> _Request_
Can you extract, word for word, the stretch of the toad care thread below from "## creepycrawlies (Dec" through "they catch themselves."?

> _Document text_
>> BEGIN

# common toad care sheet



## Denise aka Martini (May 27, 2009)

Any advice on how to keep Common Toads plz?


----------



## Denise aka Martini (May 27, 2009)

ANYONE :whistling2::whistling2:


----------



## Caleb (Oct 21, 2009)

Toad Basics - Keeping ground-dwelling Toads. A care sheet for Bufo, Anaxyrus, Spea, Scaphiopus, Ollotis, Alytes, Pelobates


----------



## REDDEV1L (Nov 27, 2008)

Most people will say DON'T KEEP THEM / Leave them be etc 

Here's a virtual tank tour I did a good few years ago... might help

https://www.youtube.com/watch?v=xRsM9HLiM98


----------



## Denise aka Martini (May 27, 2009)

Yeah understand that, didn't go looking for one but was given it


----------



## jasonm96 (Aug 30, 2015)

It's funny how a lot of people will be like 'don't keep them, they belong in the wild' but all animals in the pet trade were wild caught at one point and some (mainly toads) still are. At least if you collect them from the wild you can observe the natural conditions better, set them up right and take them in a sustainable way and without that long stressful journey.


----------



## Denise aka Martini (May 27, 2009)

*common toad care*

so i know they can eat mealworms and hoppers but what else, also should i be giving it normal tap water or de-chlorinated bottled. And do they need any type of lighting. Like i said had it just dumped on me but want to do my best to look after it. There isn't much info on the care of this type of toad so any help most welcome.
Or if ppl think i should release it into the wild then so beit.


----------



## ryan w (Jul 10, 2011)

when I kept them I found they behaved more naturally and fed better with a small amount of uv, I covered about two thirds of the enclosure with a 2 percent tube. Match the times with our own daylight hours. I also used de-chlorinated water or fresh rain water when practical, keeping in groups of 3 worked well in a a 3x2 Viv. Try and diversify the food as much as possible making sure to gut load with occasional dusting.


----------



## jasonm96 (Aug 30, 2015)

2 percent tube inside the tank is a good idea yes I'm not convinced they get much d3 in their diet of insects. I would dust at least once per week, though


----------



## creepycrawlies (Dec 2, 2014)

I keep mine in an outdoor enclosure. As long as it is escape proof and they have a place to go underground to escape the frost and the heat they will do well.

I feed mine crickets, earth worms and what they catch themselves.

They are not native here so mine are captive bred.


----------

>> END

[Element placement data]
>> BEGIN

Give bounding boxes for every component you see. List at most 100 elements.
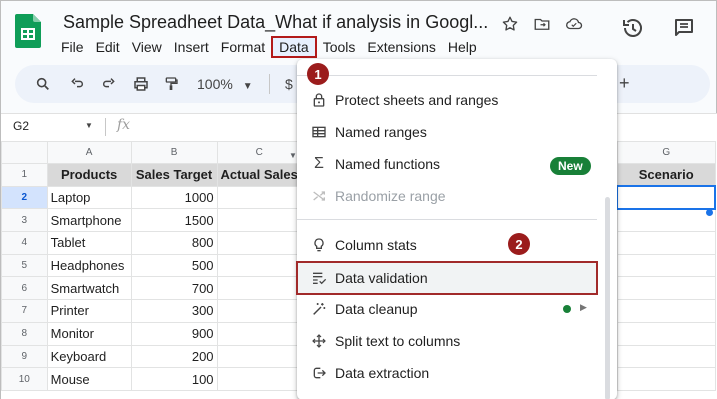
fill-handle[interactable]: [706, 209, 713, 216]
cell-c2[interactable]: [216, 185, 302, 210]
increase-font-icon[interactable]: +: [619, 73, 630, 94]
zoom-select[interactable]: 100% ▼: [197, 76, 253, 92]
cell-c3[interactable]: [216, 208, 302, 233]
cloud-status-icon[interactable]: [563, 13, 585, 35]
cell-a8[interactable]: Monitor: [46, 321, 132, 346]
cell-a6[interactable]: Smartwatch: [46, 276, 132, 301]
chevron-down-icon: ▼: [242, 81, 253, 92]
cell-c4[interactable]: [216, 231, 302, 255]
menu-view[interactable]: View: [126, 36, 168, 58]
move-to-folder-icon[interactable]: [531, 13, 553, 35]
menu-item-column-stats[interactable]: Column stats: [297, 229, 617, 261]
sheets-logo-icon[interactable]: [15, 14, 41, 48]
cell-b4[interactable]: 800: [130, 231, 218, 255]
cell-g1[interactable]: Scenario: [616, 163, 716, 187]
column-header-b[interactable]: B: [130, 141, 218, 164]
menu-help[interactable]: Help: [442, 36, 483, 58]
menu-item-data-extraction[interactable]: Data extraction: [297, 357, 617, 389]
menu-item-randomize-range: Randomize range: [297, 180, 617, 212]
cell-g8[interactable]: [616, 321, 716, 346]
row-header[interactable]: 3: [1, 208, 48, 233]
cell-c6[interactable]: [216, 276, 302, 301]
cell-g7[interactable]: [616, 299, 716, 323]
menu-item-label: Protect sheets and ranges: [335, 92, 499, 108]
cell-b10[interactable]: 100: [130, 367, 218, 391]
comments-icon[interactable]: [671, 15, 697, 41]
menu-data[interactable]: Data: [271, 36, 317, 58]
cell-c5[interactable]: [216, 253, 302, 278]
cell-a9[interactable]: Keyboard: [46, 344, 132, 369]
column-c-menu-icon[interactable]: ▼: [289, 151, 297, 160]
menu-edit[interactable]: Edit: [90, 36, 126, 58]
column-header-a[interactable]: A: [46, 141, 132, 164]
print-icon[interactable]: [131, 74, 151, 94]
row-header[interactable]: 1: [1, 163, 48, 187]
cell-g9[interactable]: [616, 344, 716, 369]
select-all-corner[interactable]: [1, 141, 48, 164]
menu-item-data-cleanup[interactable]: Data cleanup ▶: [297, 293, 617, 325]
submenu-arrow-icon: ▶: [580, 302, 587, 312]
cell-b7[interactable]: 300: [130, 299, 218, 323]
cell-b3[interactable]: 1500: [130, 208, 218, 233]
menu-format[interactable]: Format: [215, 36, 271, 58]
cell-g3[interactable]: [616, 208, 716, 233]
column-header-g[interactable]: G: [616, 141, 716, 164]
cell-b6[interactable]: 700: [130, 276, 218, 301]
menu-tools[interactable]: Tools: [317, 36, 362, 58]
cell-c8[interactable]: [216, 321, 302, 346]
version-history-icon[interactable]: [620, 15, 646, 41]
currency-format-button[interactable]: $: [285, 76, 293, 92]
name-box-dropdown-icon[interactable]: ▼: [85, 121, 93, 130]
shuffle-icon: [309, 186, 329, 206]
menu-item-label: Randomize range: [335, 188, 446, 204]
star-icon[interactable]: [499, 13, 521, 35]
menu-item-label: Data extraction: [335, 365, 430, 381]
undo-icon[interactable]: [67, 74, 87, 94]
row-header[interactable]: 5: [1, 253, 48, 278]
cell-g2-selected[interactable]: [616, 185, 716, 210]
name-box[interactable]: G2: [13, 119, 29, 133]
cell-a10[interactable]: Mouse: [46, 367, 132, 391]
cell-c7[interactable]: [216, 299, 302, 323]
menu-insert[interactable]: Insert: [168, 36, 215, 58]
cell-a5[interactable]: Headphones: [46, 253, 132, 278]
search-menus-icon[interactable]: [33, 74, 53, 94]
cell-g5[interactable]: [616, 253, 716, 278]
cell-a7[interactable]: Printer: [46, 299, 132, 323]
cell-b8[interactable]: 900: [130, 321, 218, 346]
document-title[interactable]: Sample Spreadheet Data_What if analysis …: [63, 12, 488, 33]
cell-b2[interactable]: 1000: [130, 185, 218, 210]
cell-a3[interactable]: Smartphone: [46, 208, 132, 233]
row-header[interactable]: 10: [1, 367, 48, 391]
cell-c10[interactable]: [216, 367, 302, 391]
cell-a1[interactable]: Products: [46, 163, 132, 187]
row-header[interactable]: 6: [1, 276, 48, 301]
cell-b5[interactable]: 500: [130, 253, 218, 278]
magic-wand-icon: [309, 299, 329, 319]
cell-g4[interactable]: [616, 231, 716, 255]
paint-format-icon[interactable]: [161, 74, 181, 94]
menu-item-split-text[interactable]: Split text to columns: [297, 325, 617, 357]
cell-a2[interactable]: Laptop: [46, 185, 132, 210]
row-header[interactable]: 9: [1, 344, 48, 369]
menu-file[interactable]: File: [55, 36, 90, 58]
cell-b1[interactable]: Sales Target: [130, 163, 218, 187]
redo-icon[interactable]: [99, 74, 119, 94]
cell-c9[interactable]: [216, 344, 302, 369]
zoom-value: 100%: [197, 76, 233, 92]
menu-item-protect-sheets[interactable]: Protect sheets and ranges: [297, 84, 617, 116]
cell-c1[interactable]: Actual Sales: [216, 163, 302, 187]
row-header[interactable]: 7: [1, 299, 48, 323]
menu-item-named-ranges[interactable]: Named ranges: [297, 116, 617, 148]
row-header[interactable]: 8: [1, 321, 48, 346]
cell-g10[interactable]: [616, 367, 716, 391]
menu-extensions[interactable]: Extensions: [361, 36, 441, 58]
menu-item-label: Named ranges: [335, 124, 427, 140]
row-header[interactable]: 4: [1, 231, 48, 255]
row-header[interactable]: 2: [1, 185, 48, 210]
cell-a4[interactable]: Tablet: [46, 231, 132, 255]
cell-b9[interactable]: 200: [130, 344, 218, 369]
cell-g6[interactable]: [616, 276, 716, 301]
menu-item-label: Column stats: [335, 237, 417, 253]
menu-item-data-validation[interactable]: Data validation: [297, 262, 617, 294]
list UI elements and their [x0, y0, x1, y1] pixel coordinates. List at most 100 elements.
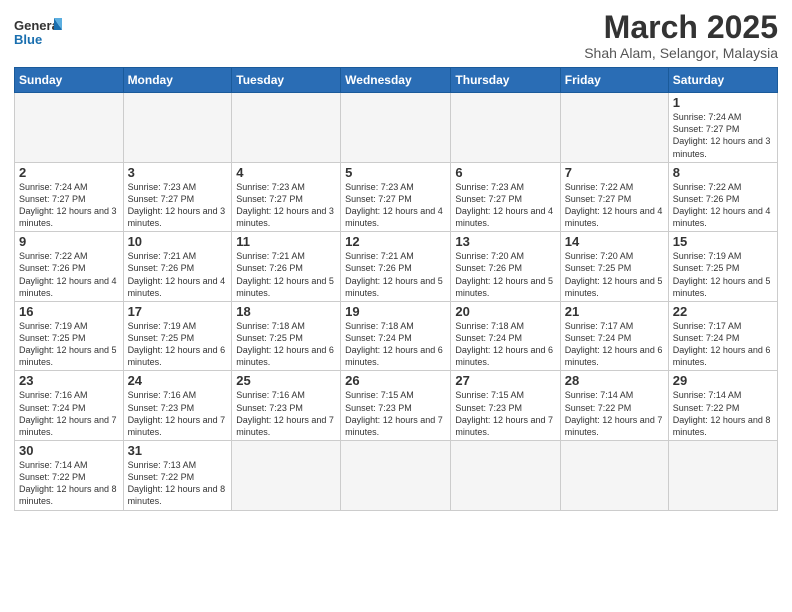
day-number: 16: [19, 304, 119, 319]
table-row: [341, 441, 451, 511]
day-number: 1: [673, 95, 773, 110]
table-row: [560, 93, 668, 163]
col-tuesday: Tuesday: [232, 68, 341, 93]
page-subtitle: Shah Alam, Selangor, Malaysia: [584, 45, 778, 61]
table-row: 15Sunrise: 7:19 AM Sunset: 7:25 PM Dayli…: [668, 232, 777, 302]
table-row: 18Sunrise: 7:18 AM Sunset: 7:25 PM Dayli…: [232, 301, 341, 371]
day-number: 9: [19, 234, 119, 249]
day-info: Sunrise: 7:23 AM Sunset: 7:27 PM Dayligh…: [455, 181, 555, 230]
day-info: Sunrise: 7:24 AM Sunset: 7:27 PM Dayligh…: [19, 181, 119, 230]
table-row: 21Sunrise: 7:17 AM Sunset: 7:24 PM Dayli…: [560, 301, 668, 371]
header: General Blue March 2025 Shah Alam, Selan…: [14, 10, 778, 61]
day-number: 27: [455, 373, 555, 388]
table-row: 17Sunrise: 7:19 AM Sunset: 7:25 PM Dayli…: [123, 301, 232, 371]
table-row: 5Sunrise: 7:23 AM Sunset: 7:27 PM Daylig…: [341, 162, 451, 232]
day-number: 13: [455, 234, 555, 249]
day-info: Sunrise: 7:20 AM Sunset: 7:26 PM Dayligh…: [455, 250, 555, 299]
table-row: 28Sunrise: 7:14 AM Sunset: 7:22 PM Dayli…: [560, 371, 668, 441]
table-row: 4Sunrise: 7:23 AM Sunset: 7:27 PM Daylig…: [232, 162, 341, 232]
table-row: [15, 93, 124, 163]
table-row: [451, 441, 560, 511]
table-row: 14Sunrise: 7:20 AM Sunset: 7:25 PM Dayli…: [560, 232, 668, 302]
table-row: [560, 441, 668, 511]
svg-text:Blue: Blue: [14, 32, 42, 47]
col-monday: Monday: [123, 68, 232, 93]
day-info: Sunrise: 7:19 AM Sunset: 7:25 PM Dayligh…: [673, 250, 773, 299]
calendar-header-row: Sunday Monday Tuesday Wednesday Thursday…: [15, 68, 778, 93]
col-thursday: Thursday: [451, 68, 560, 93]
page: General Blue March 2025 Shah Alam, Selan…: [0, 0, 792, 612]
day-info: Sunrise: 7:19 AM Sunset: 7:25 PM Dayligh…: [128, 320, 228, 369]
day-number: 31: [128, 443, 228, 458]
col-friday: Friday: [560, 68, 668, 93]
table-row: [451, 93, 560, 163]
title-block: March 2025 Shah Alam, Selangor, Malaysia: [584, 10, 778, 61]
table-row: 10Sunrise: 7:21 AM Sunset: 7:26 PM Dayli…: [123, 232, 232, 302]
day-info: Sunrise: 7:17 AM Sunset: 7:24 PM Dayligh…: [673, 320, 773, 369]
table-row: 13Sunrise: 7:20 AM Sunset: 7:26 PM Dayli…: [451, 232, 560, 302]
table-row: [123, 93, 232, 163]
logo: General Blue: [14, 10, 62, 48]
day-number: 11: [236, 234, 336, 249]
day-info: Sunrise: 7:20 AM Sunset: 7:25 PM Dayligh…: [565, 250, 664, 299]
table-row: 3Sunrise: 7:23 AM Sunset: 7:27 PM Daylig…: [123, 162, 232, 232]
day-number: 6: [455, 165, 555, 180]
logo-icon: General Blue: [14, 10, 62, 48]
day-number: 5: [345, 165, 446, 180]
col-sunday: Sunday: [15, 68, 124, 93]
day-number: 18: [236, 304, 336, 319]
table-row: 8Sunrise: 7:22 AM Sunset: 7:26 PM Daylig…: [668, 162, 777, 232]
table-row: 29Sunrise: 7:14 AM Sunset: 7:22 PM Dayli…: [668, 371, 777, 441]
day-number: 7: [565, 165, 664, 180]
table-row: 24Sunrise: 7:16 AM Sunset: 7:23 PM Dayli…: [123, 371, 232, 441]
day-info: Sunrise: 7:22 AM Sunset: 7:26 PM Dayligh…: [673, 181, 773, 230]
day-info: Sunrise: 7:13 AM Sunset: 7:22 PM Dayligh…: [128, 459, 228, 508]
day-number: 29: [673, 373, 773, 388]
table-row: 22Sunrise: 7:17 AM Sunset: 7:24 PM Dayli…: [668, 301, 777, 371]
day-info: Sunrise: 7:15 AM Sunset: 7:23 PM Dayligh…: [345, 389, 446, 438]
day-info: Sunrise: 7:18 AM Sunset: 7:25 PM Dayligh…: [236, 320, 336, 369]
table-row: 26Sunrise: 7:15 AM Sunset: 7:23 PM Dayli…: [341, 371, 451, 441]
table-row: 12Sunrise: 7:21 AM Sunset: 7:26 PM Dayli…: [341, 232, 451, 302]
day-info: Sunrise: 7:23 AM Sunset: 7:27 PM Dayligh…: [345, 181, 446, 230]
day-info: Sunrise: 7:16 AM Sunset: 7:24 PM Dayligh…: [19, 389, 119, 438]
day-number: 8: [673, 165, 773, 180]
day-number: 24: [128, 373, 228, 388]
day-number: 4: [236, 165, 336, 180]
day-info: Sunrise: 7:22 AM Sunset: 7:27 PM Dayligh…: [565, 181, 664, 230]
table-row: [668, 441, 777, 511]
day-info: Sunrise: 7:18 AM Sunset: 7:24 PM Dayligh…: [455, 320, 555, 369]
day-info: Sunrise: 7:14 AM Sunset: 7:22 PM Dayligh…: [673, 389, 773, 438]
day-info: Sunrise: 7:15 AM Sunset: 7:23 PM Dayligh…: [455, 389, 555, 438]
table-row: 20Sunrise: 7:18 AM Sunset: 7:24 PM Dayli…: [451, 301, 560, 371]
day-info: Sunrise: 7:21 AM Sunset: 7:26 PM Dayligh…: [128, 250, 228, 299]
day-number: 22: [673, 304, 773, 319]
calendar-body: 1Sunrise: 7:24 AM Sunset: 7:27 PM Daylig…: [15, 93, 778, 510]
table-row: 27Sunrise: 7:15 AM Sunset: 7:23 PM Dayli…: [451, 371, 560, 441]
table-row: [232, 93, 341, 163]
day-info: Sunrise: 7:14 AM Sunset: 7:22 PM Dayligh…: [565, 389, 664, 438]
table-row: 1Sunrise: 7:24 AM Sunset: 7:27 PM Daylig…: [668, 93, 777, 163]
day-info: Sunrise: 7:19 AM Sunset: 7:25 PM Dayligh…: [19, 320, 119, 369]
day-number: 14: [565, 234, 664, 249]
table-row: 19Sunrise: 7:18 AM Sunset: 7:24 PM Dayli…: [341, 301, 451, 371]
day-number: 19: [345, 304, 446, 319]
table-row: 2Sunrise: 7:24 AM Sunset: 7:27 PM Daylig…: [15, 162, 124, 232]
day-number: 10: [128, 234, 228, 249]
day-info: Sunrise: 7:24 AM Sunset: 7:27 PM Dayligh…: [673, 111, 773, 160]
table-row: [232, 441, 341, 511]
day-number: 21: [565, 304, 664, 319]
table-row: 25Sunrise: 7:16 AM Sunset: 7:23 PM Dayli…: [232, 371, 341, 441]
day-number: 25: [236, 373, 336, 388]
table-row: 9Sunrise: 7:22 AM Sunset: 7:26 PM Daylig…: [15, 232, 124, 302]
table-row: 30Sunrise: 7:14 AM Sunset: 7:22 PM Dayli…: [15, 441, 124, 511]
day-info: Sunrise: 7:17 AM Sunset: 7:24 PM Dayligh…: [565, 320, 664, 369]
day-info: Sunrise: 7:21 AM Sunset: 7:26 PM Dayligh…: [236, 250, 336, 299]
table-row: 11Sunrise: 7:21 AM Sunset: 7:26 PM Dayli…: [232, 232, 341, 302]
day-number: 28: [565, 373, 664, 388]
day-info: Sunrise: 7:16 AM Sunset: 7:23 PM Dayligh…: [128, 389, 228, 438]
day-number: 17: [128, 304, 228, 319]
day-number: 30: [19, 443, 119, 458]
table-row: 23Sunrise: 7:16 AM Sunset: 7:24 PM Dayli…: [15, 371, 124, 441]
day-number: 20: [455, 304, 555, 319]
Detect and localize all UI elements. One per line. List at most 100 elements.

>> END

> _Written reply_
## creepycrawlies (Dec 2, 2014)

I keep mine in an outdoor enclosure. As long as it is escape proof and they have a place to go underground to escape the frost and the heat they will do well.

I feed mine crickets, earth worms and what they catch themselves.